## The problem
Leaving out every picture, quote the data below exactly as it appears.

Begin Data supplied

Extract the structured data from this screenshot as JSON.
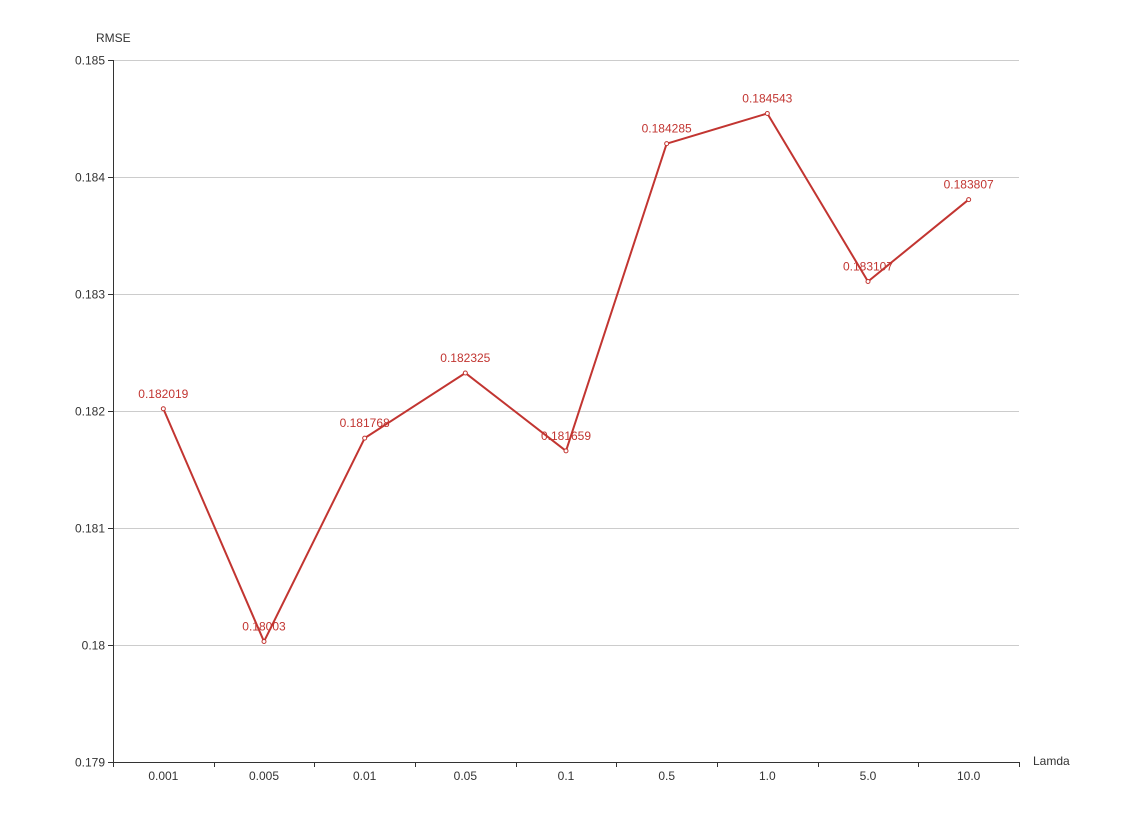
{
  "chart_data": {
    "type": "line",
    "title": "",
    "xlabel": "Lamda",
    "ylabel": "RMSE",
    "categories": [
      "0.001",
      "0.005",
      "0.01",
      "0.05",
      "0.1",
      "0.5",
      "1.0",
      "5.0",
      "10.0"
    ],
    "series": [
      {
        "values": [
          0.182019,
          0.18003,
          0.181768,
          0.182325,
          0.181659,
          0.184285,
          0.184543,
          0.183107,
          0.183807
        ],
        "color": "#c23531"
      }
    ],
    "ylim": [
      0.179,
      0.185
    ],
    "yticks": [
      0.179,
      0.18,
      0.181,
      0.182,
      0.183,
      0.184,
      0.185
    ],
    "ytick_labels": [
      "0.179",
      "0.18",
      "0.181",
      "0.182",
      "0.183",
      "0.184",
      "0.185"
    ],
    "grid": true,
    "legend": "none"
  }
}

End Data supplied

## Answer to the exercise
Extract the structured data from this screenshot as JSON.
{
  "chart_data": {
    "type": "line",
    "title": "",
    "xlabel": "Lamda",
    "ylabel": "RMSE",
    "categories": [
      "0.001",
      "0.005",
      "0.01",
      "0.05",
      "0.1",
      "0.5",
      "1.0",
      "5.0",
      "10.0"
    ],
    "series": [
      {
        "values": [
          0.182019,
          0.18003,
          0.181768,
          0.182325,
          0.181659,
          0.184285,
          0.184543,
          0.183107,
          0.183807
        ],
        "color": "#c23531"
      }
    ],
    "ylim": [
      0.179,
      0.185
    ],
    "yticks": [
      0.179,
      0.18,
      0.181,
      0.182,
      0.183,
      0.184,
      0.185
    ],
    "ytick_labels": [
      "0.179",
      "0.18",
      "0.181",
      "0.182",
      "0.183",
      "0.184",
      "0.185"
    ],
    "grid": true,
    "legend": "none"
  }
}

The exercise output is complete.